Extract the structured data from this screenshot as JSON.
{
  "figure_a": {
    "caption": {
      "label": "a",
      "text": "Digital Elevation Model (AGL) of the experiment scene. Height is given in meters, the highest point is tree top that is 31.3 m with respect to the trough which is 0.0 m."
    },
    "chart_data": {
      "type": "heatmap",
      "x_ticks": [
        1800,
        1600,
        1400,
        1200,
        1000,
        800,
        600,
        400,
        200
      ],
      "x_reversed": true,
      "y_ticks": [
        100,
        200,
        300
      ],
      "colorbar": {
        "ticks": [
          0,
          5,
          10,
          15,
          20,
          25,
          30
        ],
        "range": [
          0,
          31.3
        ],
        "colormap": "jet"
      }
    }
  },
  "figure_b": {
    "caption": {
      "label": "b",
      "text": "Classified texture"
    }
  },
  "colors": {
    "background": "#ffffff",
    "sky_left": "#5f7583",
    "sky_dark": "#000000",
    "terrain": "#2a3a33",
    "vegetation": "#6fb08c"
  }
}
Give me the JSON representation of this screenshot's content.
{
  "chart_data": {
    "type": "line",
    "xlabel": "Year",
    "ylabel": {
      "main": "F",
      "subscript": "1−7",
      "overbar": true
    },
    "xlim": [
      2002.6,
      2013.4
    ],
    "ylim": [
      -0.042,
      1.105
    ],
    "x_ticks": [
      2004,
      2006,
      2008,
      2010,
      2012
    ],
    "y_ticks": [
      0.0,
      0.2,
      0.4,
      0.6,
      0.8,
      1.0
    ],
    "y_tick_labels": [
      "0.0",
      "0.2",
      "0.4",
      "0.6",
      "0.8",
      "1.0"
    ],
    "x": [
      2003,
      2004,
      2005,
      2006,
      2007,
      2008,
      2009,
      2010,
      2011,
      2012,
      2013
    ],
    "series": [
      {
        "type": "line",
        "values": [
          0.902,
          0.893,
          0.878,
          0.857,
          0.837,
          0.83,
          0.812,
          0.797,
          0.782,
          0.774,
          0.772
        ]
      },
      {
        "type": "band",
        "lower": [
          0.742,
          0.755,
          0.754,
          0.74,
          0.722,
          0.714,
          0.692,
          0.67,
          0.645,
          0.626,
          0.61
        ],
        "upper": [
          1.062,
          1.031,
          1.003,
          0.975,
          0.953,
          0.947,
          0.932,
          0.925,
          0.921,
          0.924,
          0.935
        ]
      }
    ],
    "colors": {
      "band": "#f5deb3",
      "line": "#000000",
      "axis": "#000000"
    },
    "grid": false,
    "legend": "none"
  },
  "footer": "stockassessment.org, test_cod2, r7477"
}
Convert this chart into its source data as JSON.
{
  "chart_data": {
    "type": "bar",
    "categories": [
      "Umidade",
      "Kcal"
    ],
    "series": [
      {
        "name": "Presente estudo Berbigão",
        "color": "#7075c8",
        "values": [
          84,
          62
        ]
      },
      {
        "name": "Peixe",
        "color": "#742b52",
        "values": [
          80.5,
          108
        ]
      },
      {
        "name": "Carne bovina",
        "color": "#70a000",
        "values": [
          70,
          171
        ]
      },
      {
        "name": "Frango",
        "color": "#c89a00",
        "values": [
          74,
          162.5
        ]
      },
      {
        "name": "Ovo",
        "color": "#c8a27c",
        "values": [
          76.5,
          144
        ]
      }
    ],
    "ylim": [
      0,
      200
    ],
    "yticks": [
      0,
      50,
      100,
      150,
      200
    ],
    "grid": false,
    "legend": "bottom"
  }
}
————————
- **Given instruction**: Each line from the one containing "Convert this chart" to the final line of the entries above must be returned exactly, and no other line may appear.

- **Response**:
Convert this chart into its source data as JSON.
{
  "chart_data": {
    "type": "bar",
    "categories": [
      "Umidade",
      "Kcal"
    ],
    "series": [
      {
        "name": "Presente estudo Berbigão",
        "color": "#7075c8",
        "values": [
          84,
          62
        ]
      },
      {
        "name": "Peixe",
        "color": "#742b52",
        "values": [
          80.5,
          108
        ]
      },
      {
        "name": "Carne bovina",
        "color": "#70a000",
        "values": [
          70,
          171
        ]
      },
      {
        "name": "Frango",
        "color": "#c89a00",
        "values": [
          74,
          162.5
        ]
      },
      {
        "name": "Ovo",
        "color": "#c8a27c",
        "values": [
          76.5,
          144
        ]
      }
    ],
    "ylim": [
      0,
      200
    ],
    "yticks": [
      0,
      50,
      100,
      150,
      200
    ],
    "grid": false,
    "legend": "bottom"
  }
}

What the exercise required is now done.